**Document:**
Einstein also became known as not having a very good memory. He was constantly forgetting things: umbrellas, to change his clothes, dates including birthdays, and phone numbers. He had so much more on his mind like relativity and atoms. The women in his life learned that you just went behind him filling in the gaps and picking up the discarded items. It gives us all hope to see a genius have such a bad memory.
In 1905 he obtained his Doctorate and began his renown academic climb. Just nine years later he became the Director of Kaiser Wilhem Physical Institute and Professor at the University of Berlin. That same year he became an official citizen of Germany. Five years later he divorced Mileva.
Looking at pictures of Einstein as we know him does not exactly make a young woman’s heart flutter. But there must have been something to that man. He was known for affair after affair. His extra-curricular activities were too much for his wife and just enough for the local gossips. In 1919 upon his divorce, he quickly married his cousin, Elsa Lowenthal. They did not have any children together and were together until her death in 1936.

**Set exercise:**
Can you carry on the passage about Einstein's life, picking up after its final sentence?

**Dataset entries:**

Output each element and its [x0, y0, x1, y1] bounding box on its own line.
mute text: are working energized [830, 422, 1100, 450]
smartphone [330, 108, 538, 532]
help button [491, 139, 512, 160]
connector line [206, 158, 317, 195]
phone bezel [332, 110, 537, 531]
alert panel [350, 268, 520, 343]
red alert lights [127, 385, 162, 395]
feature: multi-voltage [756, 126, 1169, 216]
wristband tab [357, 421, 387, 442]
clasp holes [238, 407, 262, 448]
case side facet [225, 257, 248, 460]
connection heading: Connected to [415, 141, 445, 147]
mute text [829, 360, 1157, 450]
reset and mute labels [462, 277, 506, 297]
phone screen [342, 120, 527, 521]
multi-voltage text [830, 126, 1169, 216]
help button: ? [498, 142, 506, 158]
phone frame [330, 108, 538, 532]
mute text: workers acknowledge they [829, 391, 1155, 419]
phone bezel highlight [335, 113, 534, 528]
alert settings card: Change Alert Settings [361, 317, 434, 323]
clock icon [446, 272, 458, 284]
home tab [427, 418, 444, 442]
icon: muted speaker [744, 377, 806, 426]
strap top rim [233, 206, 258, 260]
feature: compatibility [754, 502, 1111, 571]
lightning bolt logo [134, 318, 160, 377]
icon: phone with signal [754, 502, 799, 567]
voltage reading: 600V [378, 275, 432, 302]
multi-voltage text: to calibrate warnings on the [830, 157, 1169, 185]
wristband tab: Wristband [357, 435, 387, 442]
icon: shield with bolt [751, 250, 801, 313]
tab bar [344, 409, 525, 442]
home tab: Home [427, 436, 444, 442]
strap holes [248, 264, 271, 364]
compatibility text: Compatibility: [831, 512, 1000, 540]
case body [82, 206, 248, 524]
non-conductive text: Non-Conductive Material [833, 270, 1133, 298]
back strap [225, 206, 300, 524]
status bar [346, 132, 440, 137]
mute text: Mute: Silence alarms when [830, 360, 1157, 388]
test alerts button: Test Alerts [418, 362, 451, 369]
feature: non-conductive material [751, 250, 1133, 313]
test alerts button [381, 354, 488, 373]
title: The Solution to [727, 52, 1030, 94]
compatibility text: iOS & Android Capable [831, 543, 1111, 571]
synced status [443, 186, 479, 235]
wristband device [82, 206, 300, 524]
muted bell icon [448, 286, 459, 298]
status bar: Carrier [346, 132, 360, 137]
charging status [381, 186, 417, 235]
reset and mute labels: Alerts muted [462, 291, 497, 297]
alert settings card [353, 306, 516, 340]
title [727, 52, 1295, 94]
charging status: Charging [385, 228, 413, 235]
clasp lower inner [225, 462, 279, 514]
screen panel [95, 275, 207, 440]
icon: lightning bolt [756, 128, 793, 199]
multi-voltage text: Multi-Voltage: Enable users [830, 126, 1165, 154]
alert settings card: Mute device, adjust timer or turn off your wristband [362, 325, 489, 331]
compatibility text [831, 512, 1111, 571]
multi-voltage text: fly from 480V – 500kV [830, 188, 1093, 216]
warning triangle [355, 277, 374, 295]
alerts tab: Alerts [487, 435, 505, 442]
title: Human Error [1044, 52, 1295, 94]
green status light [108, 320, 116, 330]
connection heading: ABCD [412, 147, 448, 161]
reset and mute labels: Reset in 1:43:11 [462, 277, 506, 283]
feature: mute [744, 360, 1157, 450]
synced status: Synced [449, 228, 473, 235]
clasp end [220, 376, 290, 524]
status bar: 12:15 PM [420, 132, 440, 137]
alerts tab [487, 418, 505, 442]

**Answer to this exercise:**
In 1921 Einstein won the Noble Prize for Physics. He was making his mark beyond Germany now. In a span of 12 years a lot can happen though. During those years Germany changed. The bitter ending of the Great War was still fresh and there was resentment brewing in the hearts of many Germans. This opened the door for Hitler to step and make the “desired” changed that the Germans were seeking for. But the country got more than they bargained for. Many including Einstein were labeled “enemies of the state” and had their homes and other property routinely searched and at times seized. Not falling in with the “majority” could have deadly side effects. Einstein’s reaction was to continue to speak out against Hitler and the atrocities he was beginning to make a part of everyday life. This led him to renounce his citizenship in 1933 and move to America as the Professor of Theoretical Physics at Princeton University.
America received him with open arms and by 1939 Einstein was conversing with President Franklin D. Roosevelt and warning him that Germany was in the process of using Einstein’s own work to develop the atomic bomb, a device that would be akin to the destruction of all mankind. Though a peace loving man, he began to encourage Roosevelt to develop his own or prepare to say “Heil, Hitler” everyday. Thus began the Manhattan Project. He became a U.S. citizen in 1940 and in 1945 resigned his position at Princeton.
A Life to Impact Many
Most don’t realize that Einstein was very big in getting Israel a home of their own. In fact he was offered the Presidency of Israel. He could have become Israel’s first leader in centuries. Instead he decided to focus on education instead of politics and co-founded the Hebrew University of Jerusalem.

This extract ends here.